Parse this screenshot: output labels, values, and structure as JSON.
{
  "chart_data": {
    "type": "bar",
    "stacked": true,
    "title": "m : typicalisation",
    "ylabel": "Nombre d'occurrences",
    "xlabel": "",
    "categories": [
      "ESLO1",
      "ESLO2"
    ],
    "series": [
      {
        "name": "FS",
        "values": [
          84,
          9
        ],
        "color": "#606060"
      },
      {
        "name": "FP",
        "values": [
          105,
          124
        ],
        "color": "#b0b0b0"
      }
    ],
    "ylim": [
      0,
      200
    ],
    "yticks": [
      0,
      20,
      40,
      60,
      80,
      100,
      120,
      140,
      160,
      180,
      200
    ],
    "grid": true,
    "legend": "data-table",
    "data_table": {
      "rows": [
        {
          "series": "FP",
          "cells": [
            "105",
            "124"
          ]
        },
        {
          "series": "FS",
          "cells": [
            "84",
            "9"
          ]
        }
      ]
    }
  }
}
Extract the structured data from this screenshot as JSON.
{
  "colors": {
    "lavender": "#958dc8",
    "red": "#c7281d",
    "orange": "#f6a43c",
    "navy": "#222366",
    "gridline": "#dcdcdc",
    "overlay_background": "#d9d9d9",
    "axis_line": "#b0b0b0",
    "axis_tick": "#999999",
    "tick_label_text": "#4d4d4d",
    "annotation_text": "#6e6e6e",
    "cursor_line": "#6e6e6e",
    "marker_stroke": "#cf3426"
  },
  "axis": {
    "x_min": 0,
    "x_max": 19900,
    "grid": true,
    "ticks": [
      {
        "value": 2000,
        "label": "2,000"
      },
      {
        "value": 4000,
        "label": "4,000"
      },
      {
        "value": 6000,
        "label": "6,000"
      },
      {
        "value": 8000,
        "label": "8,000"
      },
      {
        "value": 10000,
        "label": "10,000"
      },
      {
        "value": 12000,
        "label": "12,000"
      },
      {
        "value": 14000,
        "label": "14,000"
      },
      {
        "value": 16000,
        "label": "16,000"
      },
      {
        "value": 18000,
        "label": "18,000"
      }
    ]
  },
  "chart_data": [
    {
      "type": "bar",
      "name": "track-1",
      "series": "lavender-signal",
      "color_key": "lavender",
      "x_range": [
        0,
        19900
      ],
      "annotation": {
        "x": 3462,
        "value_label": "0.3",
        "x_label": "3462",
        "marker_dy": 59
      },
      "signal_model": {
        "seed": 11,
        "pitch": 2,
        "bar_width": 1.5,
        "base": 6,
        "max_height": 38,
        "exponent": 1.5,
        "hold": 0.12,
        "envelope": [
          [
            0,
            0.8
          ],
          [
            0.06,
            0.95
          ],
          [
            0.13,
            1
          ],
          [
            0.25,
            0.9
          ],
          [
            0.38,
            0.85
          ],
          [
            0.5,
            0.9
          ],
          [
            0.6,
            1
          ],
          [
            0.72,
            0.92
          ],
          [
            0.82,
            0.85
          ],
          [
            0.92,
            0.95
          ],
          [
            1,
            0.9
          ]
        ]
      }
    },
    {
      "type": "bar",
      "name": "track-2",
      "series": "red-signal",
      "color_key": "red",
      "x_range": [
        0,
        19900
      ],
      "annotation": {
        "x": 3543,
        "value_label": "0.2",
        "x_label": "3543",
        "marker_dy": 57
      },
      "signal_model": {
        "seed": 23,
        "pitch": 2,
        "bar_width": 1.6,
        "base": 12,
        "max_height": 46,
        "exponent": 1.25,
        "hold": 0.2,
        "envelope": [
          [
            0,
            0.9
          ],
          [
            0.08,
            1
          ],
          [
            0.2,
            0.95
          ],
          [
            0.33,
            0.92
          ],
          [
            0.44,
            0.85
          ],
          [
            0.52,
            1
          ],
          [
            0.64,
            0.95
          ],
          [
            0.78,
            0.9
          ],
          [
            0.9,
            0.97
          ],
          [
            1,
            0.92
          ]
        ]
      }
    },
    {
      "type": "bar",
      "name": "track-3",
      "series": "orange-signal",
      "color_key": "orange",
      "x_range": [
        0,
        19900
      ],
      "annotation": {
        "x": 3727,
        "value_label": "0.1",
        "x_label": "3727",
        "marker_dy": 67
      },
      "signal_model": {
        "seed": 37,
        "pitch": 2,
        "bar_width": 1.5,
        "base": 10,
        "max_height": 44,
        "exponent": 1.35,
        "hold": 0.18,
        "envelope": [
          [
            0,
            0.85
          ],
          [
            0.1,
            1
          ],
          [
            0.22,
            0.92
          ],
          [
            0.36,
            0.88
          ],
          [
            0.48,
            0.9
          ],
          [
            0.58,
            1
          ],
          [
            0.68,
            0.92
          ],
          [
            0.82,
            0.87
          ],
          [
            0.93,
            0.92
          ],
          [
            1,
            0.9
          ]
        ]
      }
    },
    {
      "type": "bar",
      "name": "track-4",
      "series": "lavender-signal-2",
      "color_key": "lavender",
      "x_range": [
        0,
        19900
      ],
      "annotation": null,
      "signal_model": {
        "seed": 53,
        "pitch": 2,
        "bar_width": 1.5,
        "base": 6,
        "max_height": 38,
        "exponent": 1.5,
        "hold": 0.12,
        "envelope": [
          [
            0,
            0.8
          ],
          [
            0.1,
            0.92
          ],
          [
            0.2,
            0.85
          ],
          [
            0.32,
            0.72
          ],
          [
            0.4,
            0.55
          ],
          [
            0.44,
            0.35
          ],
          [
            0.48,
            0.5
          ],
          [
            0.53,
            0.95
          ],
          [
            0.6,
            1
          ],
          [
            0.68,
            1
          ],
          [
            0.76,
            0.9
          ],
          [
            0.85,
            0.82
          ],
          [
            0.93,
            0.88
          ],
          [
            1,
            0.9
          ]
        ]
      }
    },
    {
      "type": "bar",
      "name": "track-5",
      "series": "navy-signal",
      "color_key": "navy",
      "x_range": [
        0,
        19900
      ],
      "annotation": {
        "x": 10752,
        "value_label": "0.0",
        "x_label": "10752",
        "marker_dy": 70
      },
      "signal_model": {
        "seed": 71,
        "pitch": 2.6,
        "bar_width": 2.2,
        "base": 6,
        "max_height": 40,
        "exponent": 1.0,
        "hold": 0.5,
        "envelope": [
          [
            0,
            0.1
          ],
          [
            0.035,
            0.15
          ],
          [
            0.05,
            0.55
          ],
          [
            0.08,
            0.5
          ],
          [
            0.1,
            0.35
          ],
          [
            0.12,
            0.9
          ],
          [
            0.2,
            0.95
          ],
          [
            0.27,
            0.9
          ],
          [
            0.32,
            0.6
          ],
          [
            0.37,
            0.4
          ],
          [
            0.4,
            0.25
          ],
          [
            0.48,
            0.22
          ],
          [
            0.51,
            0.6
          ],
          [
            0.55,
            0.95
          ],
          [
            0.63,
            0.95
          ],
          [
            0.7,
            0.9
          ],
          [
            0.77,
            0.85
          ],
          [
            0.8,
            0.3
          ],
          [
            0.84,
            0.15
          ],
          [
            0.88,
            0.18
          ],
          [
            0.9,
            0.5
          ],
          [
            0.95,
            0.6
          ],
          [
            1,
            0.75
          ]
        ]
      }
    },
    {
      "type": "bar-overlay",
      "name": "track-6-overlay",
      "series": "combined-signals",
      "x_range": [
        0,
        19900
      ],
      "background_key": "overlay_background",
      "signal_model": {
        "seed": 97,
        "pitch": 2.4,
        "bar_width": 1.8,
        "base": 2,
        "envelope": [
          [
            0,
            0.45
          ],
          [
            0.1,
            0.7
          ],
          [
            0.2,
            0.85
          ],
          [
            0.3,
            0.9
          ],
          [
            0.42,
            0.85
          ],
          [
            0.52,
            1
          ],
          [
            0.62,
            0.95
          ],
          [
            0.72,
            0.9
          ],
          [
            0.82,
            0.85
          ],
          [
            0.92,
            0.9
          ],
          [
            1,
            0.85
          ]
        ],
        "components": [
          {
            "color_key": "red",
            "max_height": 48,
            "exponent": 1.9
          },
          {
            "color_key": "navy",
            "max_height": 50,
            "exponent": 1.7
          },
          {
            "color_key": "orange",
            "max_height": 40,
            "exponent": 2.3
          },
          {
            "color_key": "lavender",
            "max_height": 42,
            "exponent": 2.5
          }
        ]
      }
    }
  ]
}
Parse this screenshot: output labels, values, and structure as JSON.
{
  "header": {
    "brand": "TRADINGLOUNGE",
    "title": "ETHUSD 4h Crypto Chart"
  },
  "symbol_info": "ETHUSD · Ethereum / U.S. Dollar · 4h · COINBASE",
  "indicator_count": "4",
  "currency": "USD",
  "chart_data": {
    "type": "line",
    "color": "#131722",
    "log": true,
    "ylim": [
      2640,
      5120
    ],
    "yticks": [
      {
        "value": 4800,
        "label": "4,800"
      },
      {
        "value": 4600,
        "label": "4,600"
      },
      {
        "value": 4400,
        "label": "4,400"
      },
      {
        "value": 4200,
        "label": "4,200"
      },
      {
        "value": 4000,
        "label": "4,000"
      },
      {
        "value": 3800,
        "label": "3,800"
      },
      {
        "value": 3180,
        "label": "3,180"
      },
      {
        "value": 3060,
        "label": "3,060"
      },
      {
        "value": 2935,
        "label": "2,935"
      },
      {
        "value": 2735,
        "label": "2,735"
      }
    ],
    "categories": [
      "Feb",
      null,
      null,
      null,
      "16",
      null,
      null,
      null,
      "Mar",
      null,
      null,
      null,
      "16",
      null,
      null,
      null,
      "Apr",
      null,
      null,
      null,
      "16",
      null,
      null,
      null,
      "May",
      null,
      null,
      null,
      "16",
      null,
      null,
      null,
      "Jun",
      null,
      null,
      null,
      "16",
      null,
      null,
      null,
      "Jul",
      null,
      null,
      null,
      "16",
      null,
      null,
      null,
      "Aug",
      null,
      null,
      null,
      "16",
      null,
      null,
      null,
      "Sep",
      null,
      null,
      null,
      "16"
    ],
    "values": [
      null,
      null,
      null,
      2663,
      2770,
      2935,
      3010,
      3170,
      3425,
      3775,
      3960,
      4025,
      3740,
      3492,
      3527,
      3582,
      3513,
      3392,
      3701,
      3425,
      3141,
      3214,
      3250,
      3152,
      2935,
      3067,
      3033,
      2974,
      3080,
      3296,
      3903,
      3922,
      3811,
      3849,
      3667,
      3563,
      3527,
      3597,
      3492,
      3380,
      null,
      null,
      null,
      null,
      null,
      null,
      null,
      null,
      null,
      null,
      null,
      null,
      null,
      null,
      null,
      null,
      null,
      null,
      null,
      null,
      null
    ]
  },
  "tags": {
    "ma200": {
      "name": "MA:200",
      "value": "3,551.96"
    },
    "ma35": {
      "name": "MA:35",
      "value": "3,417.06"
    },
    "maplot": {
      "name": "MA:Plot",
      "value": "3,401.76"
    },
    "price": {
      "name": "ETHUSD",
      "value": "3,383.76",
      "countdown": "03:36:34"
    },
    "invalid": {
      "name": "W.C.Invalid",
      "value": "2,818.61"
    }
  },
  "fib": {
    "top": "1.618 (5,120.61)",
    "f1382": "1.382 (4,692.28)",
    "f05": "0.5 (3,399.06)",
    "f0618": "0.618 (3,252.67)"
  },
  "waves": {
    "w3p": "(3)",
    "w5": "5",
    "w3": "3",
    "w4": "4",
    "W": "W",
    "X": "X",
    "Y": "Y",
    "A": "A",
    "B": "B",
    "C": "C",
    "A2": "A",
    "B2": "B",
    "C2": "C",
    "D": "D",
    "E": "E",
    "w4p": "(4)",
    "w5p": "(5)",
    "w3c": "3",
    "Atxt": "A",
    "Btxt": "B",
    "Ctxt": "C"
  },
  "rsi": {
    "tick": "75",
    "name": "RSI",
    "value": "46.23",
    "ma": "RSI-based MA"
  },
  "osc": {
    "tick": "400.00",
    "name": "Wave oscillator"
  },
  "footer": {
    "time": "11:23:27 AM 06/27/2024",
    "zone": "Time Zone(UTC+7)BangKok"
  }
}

■ ■ ■ ■ ■ ■ ■

→ GIVEN TASK
From the entries above, copy every line containing the word "seed".

→ WRITTEN ANSWER
        "seed": 11,
        "seed": 23,
        "seed": 37,
        "seed": 53,
        "seed": 71,
        "seed": 97,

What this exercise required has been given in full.